# start of Dataset rows

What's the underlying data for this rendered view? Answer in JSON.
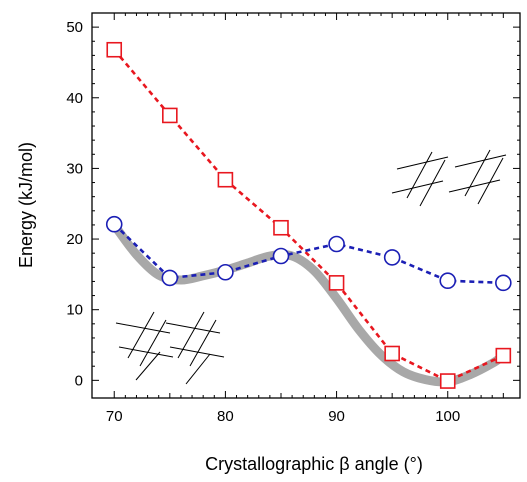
{
  "chart_data": {
    "type": "line",
    "xlabel": "Crystallographic β angle (°)",
    "ylabel": "Energy (kJ/mol)",
    "xlim": [
      68,
      106.5
    ],
    "ylim": [
      -2.5,
      52
    ],
    "xticks": [
      70,
      80,
      90,
      100
    ],
    "yticks": [
      0,
      10,
      20,
      30,
      40,
      50
    ],
    "grid": false,
    "legend": "none",
    "series": [
      {
        "marker": "square",
        "color": "#e8171f",
        "line": "dashed",
        "x": [
          70,
          75,
          80,
          85,
          90,
          95,
          100,
          105
        ],
        "values": [
          46.8,
          37.5,
          28.4,
          21.6,
          13.8,
          3.8,
          -0.1,
          3.5
        ]
      },
      {
        "marker": "circle",
        "color": "#1b1fb5",
        "line": "dashed",
        "x": [
          70,
          75,
          80,
          85,
          90,
          95,
          100,
          105
        ],
        "values": [
          22.1,
          14.5,
          15.3,
          17.6,
          19.3,
          17.4,
          14.1,
          13.8
        ]
      },
      {
        "marker": "none",
        "color": "#a8a8a8",
        "line": "solid-thick",
        "x": [
          70,
          72,
          74,
          76,
          78,
          80,
          82,
          84,
          86,
          88,
          90,
          92,
          94,
          96,
          98,
          100,
          102,
          104,
          105
        ],
        "values": [
          22.0,
          17.8,
          14.9,
          14.2,
          14.8,
          15.6,
          16.6,
          17.6,
          17.6,
          15.5,
          11.6,
          7.2,
          3.6,
          1.2,
          0.1,
          -0.2,
          0.8,
          2.4,
          3.5
        ]
      }
    ]
  }
}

# end of Dataset rows

▸ **Instructions to follow**
Report how many lines of the entries hold the string "marker". Provide the number alone.

▸ **Reply**
3